Transcribe every line exactly and omit anything that is a picture.

Stored items
"""

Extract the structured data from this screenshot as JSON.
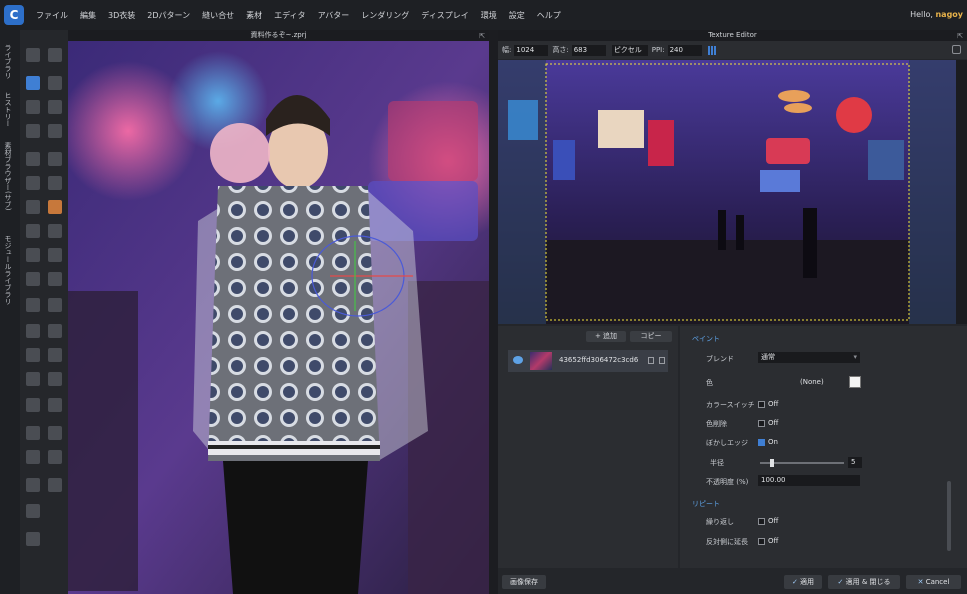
{
  "menubar": {
    "logo": "C",
    "items": [
      "ファイル",
      "編集",
      "3D衣装",
      "2Dパターン",
      "縫い合せ",
      "素材",
      "エディタ",
      "アバター",
      "レンダリング",
      "ディスプレイ",
      "環境",
      "設定",
      "ヘルプ"
    ],
    "greeting": "Hello,",
    "user": "nagoy"
  },
  "left_tabs": [
    "ライブラリ",
    "ヒストリー",
    "素材ブラウザー(サブ)",
    "モジュールライブラリ"
  ],
  "viewport": {
    "title": "資料作るぞ~.zprj"
  },
  "texture_editor": {
    "title": "Texture Editor",
    "width_label": "幅:",
    "width_value": "1024",
    "height_label": "高さ:",
    "height_value": "683",
    "unit": "ピクセル",
    "ppi_label": "PPI:",
    "ppi_value": "240"
  },
  "layers": {
    "add_label": "+ 追加",
    "copy_label": "コピー",
    "layer_name": "43652ffd306472c3cd6"
  },
  "props": {
    "paint_section": "ペイント",
    "blend_label": "ブレンド",
    "blend_value": "通常",
    "color_label": "色",
    "color_value": "(None)",
    "color_switch_label": "カラースイッチ",
    "color_switch_value": "Off",
    "color_remove_label": "色削除",
    "color_remove_value": "Off",
    "blur_edge_label": "ぼかしエッジ",
    "blur_edge_value": "On",
    "radius_label": "半径",
    "radius_value": "5",
    "radius_level": 0.12,
    "opacity_label": "不透明度 (%)",
    "opacity_value": "100.00",
    "repeat_section": "リピート",
    "repeat_label": "繰り返し",
    "repeat_value": "Off",
    "mirror_label": "反対側に延長",
    "mirror_value": "Off"
  },
  "footer": {
    "save_image_label": "画像保存",
    "apply_label": "適用",
    "apply_close_label": "適用 & 閉じる",
    "cancel_label": "Cancel"
  },
  "colors": {
    "accent": "#3f7fd4",
    "section": "#5ea2e6"
  }
}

"""

Exercise output:
Extract the structured data from this screenshot as JSON.
{
  "menubar": {
    "logo": "C",
    "items": [
      "ファイル",
      "編集",
      "3D衣装",
      "2Dパターン",
      "縫い合せ",
      "素材",
      "エディタ",
      "アバター",
      "レンダリング",
      "ディスプレイ",
      "環境",
      "設定",
      "ヘルプ"
    ],
    "greeting": "Hello,",
    "user": "nagoy"
  },
  "left_tabs": [
    "ライブラリ",
    "ヒストリー",
    "素材ブラウザー(サブ)",
    "モジュールライブラリ"
  ],
  "viewport": {
    "title": "資料作るぞ~.zprj"
  },
  "texture_editor": {
    "title": "Texture Editor",
    "width_label": "幅:",
    "width_value": "1024",
    "height_label": "高さ:",
    "height_value": "683",
    "unit": "ピクセル",
    "ppi_label": "PPI:",
    "ppi_value": "240"
  },
  "layers": {
    "add_label": "+ 追加",
    "copy_label": "コピー",
    "layer_name": "43652ffd306472c3cd6"
  },
  "props": {
    "paint_section": "ペイント",
    "blend_label": "ブレンド",
    "blend_value": "通常",
    "color_label": "色",
    "color_value": "(None)",
    "color_switch_label": "カラースイッチ",
    "color_switch_value": "Off",
    "color_remove_label": "色削除",
    "color_remove_value": "Off",
    "blur_edge_label": "ぼかしエッジ",
    "blur_edge_value": "On",
    "radius_label": "半径",
    "radius_value": "5",
    "radius_level": 0.12,
    "opacity_label": "不透明度 (%)",
    "opacity_value": "100.00",
    "repeat_section": "リピート",
    "repeat_label": "繰り返し",
    "repeat_value": "Off",
    "mirror_label": "反対側に延長",
    "mirror_value": "Off"
  },
  "footer": {
    "save_image_label": "画像保存",
    "apply_label": "適用",
    "apply_close_label": "適用 & 閉じる",
    "cancel_label": "Cancel"
  },
  "colors": {
    "accent": "#3f7fd4",
    "section": "#5ea2e6"
  }
}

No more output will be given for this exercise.